What the task requires: Take every line that has the string "Sentiero" and copy it out.

____________

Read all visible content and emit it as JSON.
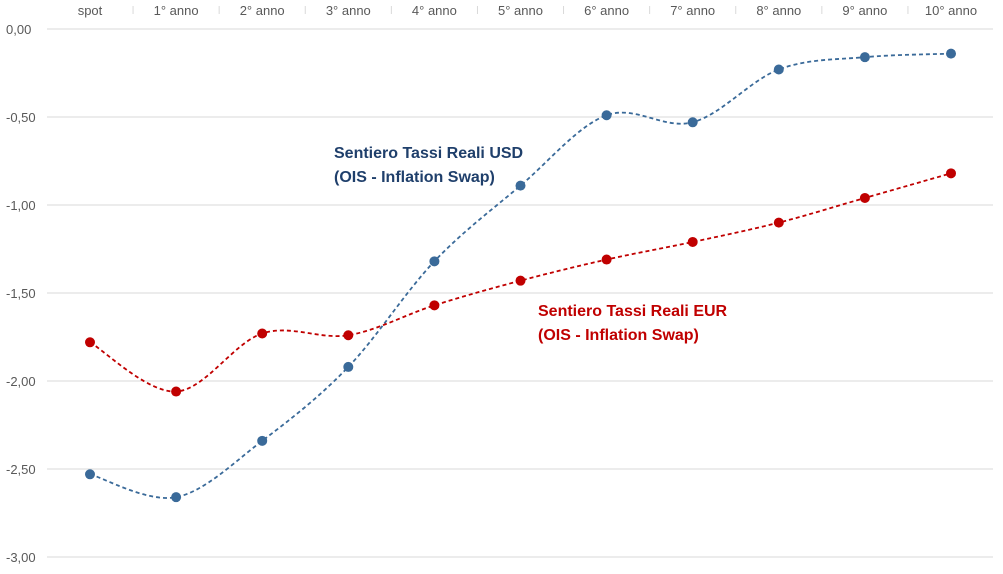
{
  "chart_data": {
    "type": "line",
    "categories": [
      "spot",
      "1° anno",
      "2° anno",
      "3° anno",
      "4° anno",
      "5° anno",
      "6° anno",
      "7° anno",
      "8° anno",
      "9° anno",
      "10° anno"
    ],
    "ylim": [
      -3.0,
      0.0
    ],
    "yticks": [
      "0,00",
      "-0,50",
      "-1,00",
      "-1,50",
      "-2,00",
      "-2,50",
      "-3,00"
    ],
    "ytick_values": [
      0.0,
      -0.5,
      -1.0,
      -1.5,
      -2.0,
      -2.5,
      -3.0
    ],
    "x_axis_position": "top",
    "grid": true,
    "line_style": "dashed",
    "smooth": true,
    "series": [
      {
        "key": "usd",
        "color": "#3a6a99",
        "values": [
          -2.53,
          -2.66,
          -2.34,
          -1.92,
          -1.32,
          -0.89,
          -0.49,
          -0.53,
          -0.23,
          -0.16,
          -0.14
        ]
      },
      {
        "key": "eur",
        "color": "#c00000",
        "values": [
          -1.78,
          -2.06,
          -1.73,
          -1.74,
          -1.57,
          -1.43,
          -1.31,
          -1.21,
          -1.1,
          -0.96,
          -0.82
        ]
      }
    ],
    "annotations": [
      {
        "key": "usd",
        "color": "#1f3f6b",
        "line1": "Sentiero Tassi Reali USD",
        "line2": "(OIS - Inflation Swap)"
      },
      {
        "key": "eur",
        "color": "#c00000",
        "line1": "Sentiero Tassi Reali EUR",
        "line2": "(OIS - Inflation Swap)"
      }
    ]
  }
}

____________

The result:
        "line1": "Sentiero Tassi Reali USD",
        "line1": "Sentiero Tassi Reali EUR",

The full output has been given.